-- START --
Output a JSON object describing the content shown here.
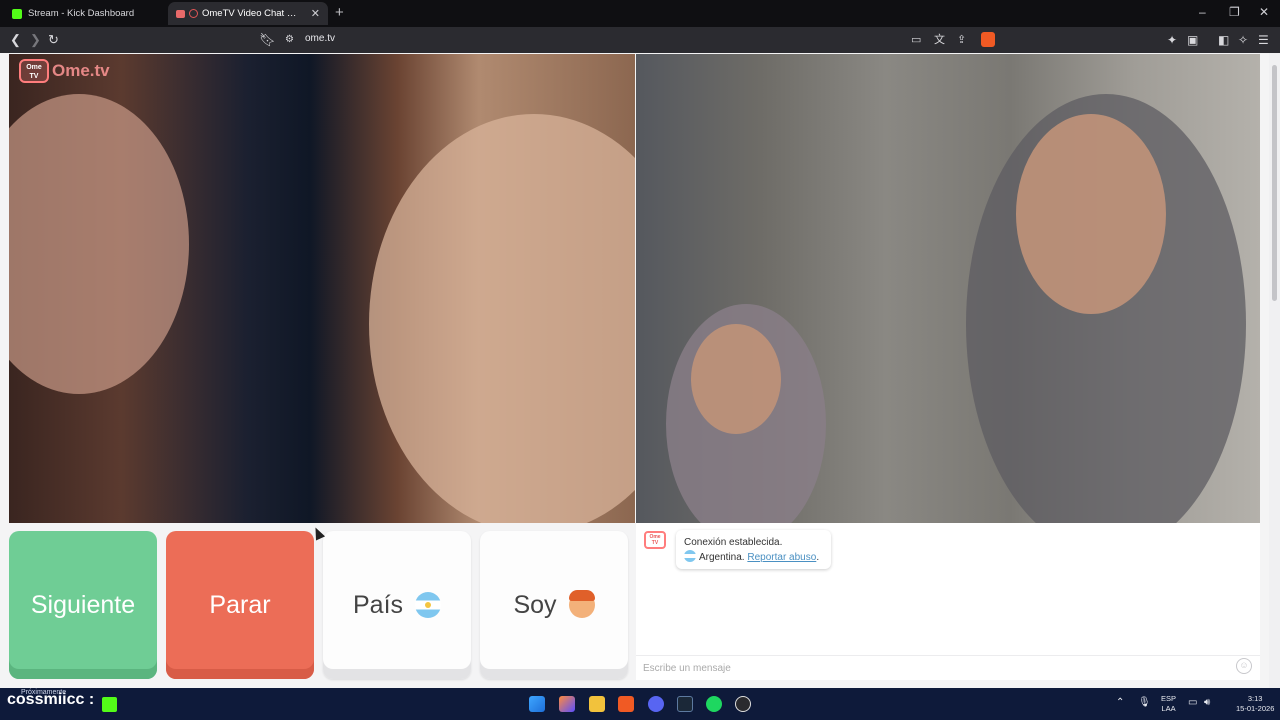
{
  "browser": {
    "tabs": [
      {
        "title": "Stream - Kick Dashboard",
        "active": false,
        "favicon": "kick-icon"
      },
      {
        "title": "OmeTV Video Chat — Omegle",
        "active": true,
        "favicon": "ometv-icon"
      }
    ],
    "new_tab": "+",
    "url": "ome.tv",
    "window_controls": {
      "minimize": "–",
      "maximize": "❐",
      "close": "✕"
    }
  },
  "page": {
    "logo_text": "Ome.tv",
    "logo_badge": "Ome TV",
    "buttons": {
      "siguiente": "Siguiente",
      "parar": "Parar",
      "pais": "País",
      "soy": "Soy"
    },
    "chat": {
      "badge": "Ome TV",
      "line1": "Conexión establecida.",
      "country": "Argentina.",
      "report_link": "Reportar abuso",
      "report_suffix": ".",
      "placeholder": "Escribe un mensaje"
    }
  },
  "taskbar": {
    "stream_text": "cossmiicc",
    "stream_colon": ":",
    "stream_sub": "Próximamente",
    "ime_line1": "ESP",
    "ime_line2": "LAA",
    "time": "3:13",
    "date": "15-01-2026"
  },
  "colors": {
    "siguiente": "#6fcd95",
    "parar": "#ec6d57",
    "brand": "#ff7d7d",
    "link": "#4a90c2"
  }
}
-- END --
-- START --
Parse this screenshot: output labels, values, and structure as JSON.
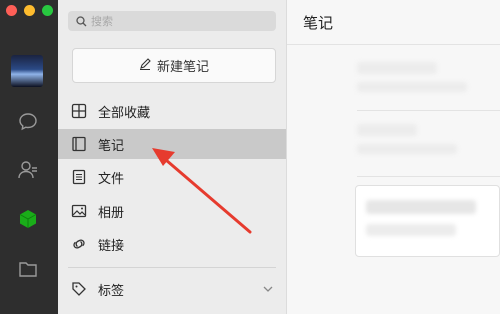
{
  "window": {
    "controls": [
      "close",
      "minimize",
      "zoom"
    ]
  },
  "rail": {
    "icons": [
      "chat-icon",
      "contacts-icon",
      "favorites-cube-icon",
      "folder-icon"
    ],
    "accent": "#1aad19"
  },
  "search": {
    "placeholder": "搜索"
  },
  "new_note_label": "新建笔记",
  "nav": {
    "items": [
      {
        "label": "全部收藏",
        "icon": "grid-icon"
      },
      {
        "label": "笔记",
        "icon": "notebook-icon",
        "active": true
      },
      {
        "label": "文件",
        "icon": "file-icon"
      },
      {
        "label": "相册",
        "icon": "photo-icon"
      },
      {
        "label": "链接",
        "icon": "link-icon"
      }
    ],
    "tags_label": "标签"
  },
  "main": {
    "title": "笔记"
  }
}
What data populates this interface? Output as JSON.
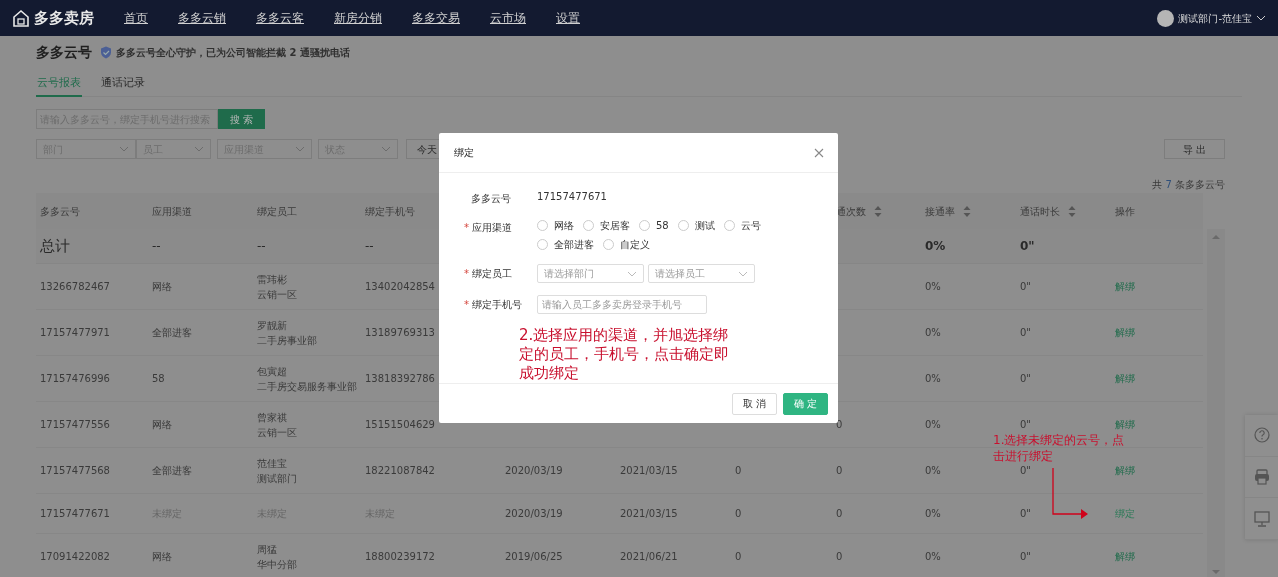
-- END --
-- START --
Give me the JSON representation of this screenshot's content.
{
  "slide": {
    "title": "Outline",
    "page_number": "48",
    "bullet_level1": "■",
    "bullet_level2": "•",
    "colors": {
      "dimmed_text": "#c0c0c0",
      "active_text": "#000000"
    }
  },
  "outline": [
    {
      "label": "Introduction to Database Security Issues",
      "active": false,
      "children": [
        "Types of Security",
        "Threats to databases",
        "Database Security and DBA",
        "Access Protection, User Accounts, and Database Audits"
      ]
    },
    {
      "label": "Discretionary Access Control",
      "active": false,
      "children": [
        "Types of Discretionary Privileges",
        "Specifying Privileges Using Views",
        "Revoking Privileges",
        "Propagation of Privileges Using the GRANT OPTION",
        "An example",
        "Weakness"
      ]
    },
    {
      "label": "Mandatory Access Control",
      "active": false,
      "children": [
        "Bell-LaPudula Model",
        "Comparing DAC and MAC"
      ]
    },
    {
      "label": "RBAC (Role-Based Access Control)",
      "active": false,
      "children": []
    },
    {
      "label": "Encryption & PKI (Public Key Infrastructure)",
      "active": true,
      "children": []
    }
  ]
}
-- END --
PROBLEM DESCRIPTION
Set down the lines running from the one with "Parse this screenshot: output" through the one with "What data populates", both ends kept, exactly and with no pictures.

TASK ANSWER
Parse this screenshot: output labels, values, and structure as JSON.
{
  "window": {
    "controls": [
      "close",
      "minimize",
      "zoom"
    ]
  },
  "rail": {
    "icons": [
      "chat-icon",
      "contacts-icon",
      "favorites-cube-icon",
      "folder-icon"
    ],
    "accent": "#1aad19"
  },
  "search": {
    "placeholder": "搜索"
  },
  "new_note_label": "新建笔记",
  "nav": {
    "items": [
      {
        "label": "全部收藏",
        "icon": "grid-icon"
      },
      {
        "label": "笔记",
        "icon": "notebook-icon",
        "active": true
      },
      {
        "label": "文件",
        "icon": "file-icon"
      },
      {
        "label": "相册",
        "icon": "photo-icon"
      },
      {
        "label": "链接",
        "icon": "link-icon"
      }
    ],
    "tags_label": "标签"
  },
  "main": {
    "title": "笔记"
  }
}
What data populates this interface? Output as JSON.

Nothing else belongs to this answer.